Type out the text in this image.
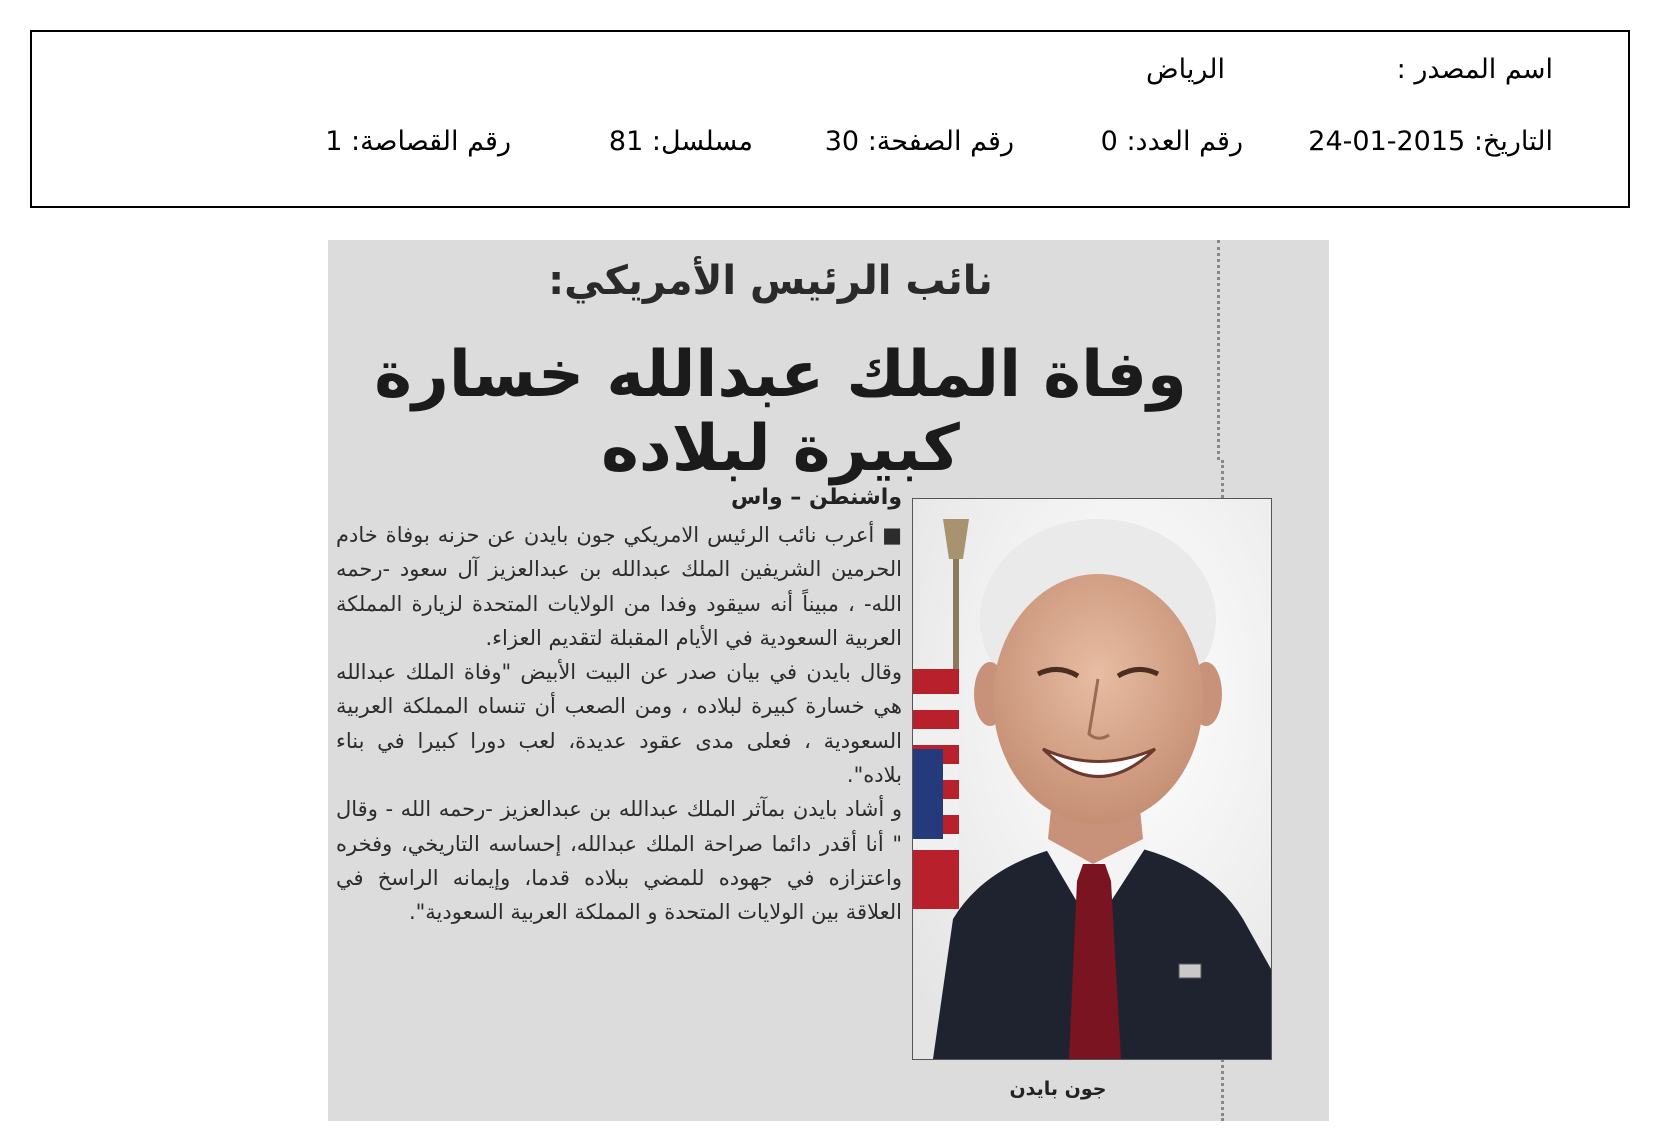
اسم المصدر :
الرياض
التاريخ: 2015-01-24
رقم العدد: 0
رقم الصفحة: 30
مسلسل: 81
رقم القصاصة: 1
نائب الرئيس الأمريكي:
وفاة الملك عبدالله خسارة كبيرة لبلاده
واشنطن – واس

■ أعرب نائب الرئيس الامريكي جون بايدن عن حزنه بوفاة خادم الحرمين الشريفين الملك عبدالله بن عبدالعزيز آل سعود -رحمه الله- ، مبيناً أنه سيقود وفدا من الولايات المتحدة لزيارة المملكة العربية السعودية في الأيام المقبلة لتقديم العزاء.

وقال بايدن في بيان صدر عن البيت الأبيض "وفاة الملك عبدالله هي خسارة كبيرة لبلاده ، ومن الصعب أن تنساه المملكة العربية السعودية ، فعلى مدى عقود عديدة، لعب دورا كبيرا في بناء بلاده".

و أشاد بايدن بمآثر الملك عبدالله بن عبدالعزيز -رحمه الله - وقال " أنا أقدر دائما صراحة الملك عبدالله، إحساسه التاريخي، وفخره واعتزازه في جهوده للمضي ببلاده قدما، وإيمانه الراسخ في العلاقة بين الولايات المتحدة و المملكة العربية السعودية".

جون بايدن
============
Description of the task: Filter the records down to the lines that contain the string "الولايات", and copy those lines.

Response to this task:
■ أعرب نائب الرئيس الامريكي جون بايدن عن حزنه بوفاة خادم الحرمين الشريفين الملك عبدالله بن عبدالعزيز آل سعود -رحمه الله- ، مبيناً أنه سيقود وفدا من الولايات المتحدة لزيارة المملكة العربية السعودية في الأيام المقبلة لتقديم العزاء.
و أشاد بايدن بمآثر الملك عبدالله بن عبدالعزيز -رحمه الله - وقال " أنا أقدر دائما صراحة الملك عبدالله، إحساسه التاريخي، وفخره واعتزازه في جهوده للمضي ببلاده قدما، وإيمانه الراسخ في العلاقة بين الولايات المتحدة و المملكة العربية السعودية".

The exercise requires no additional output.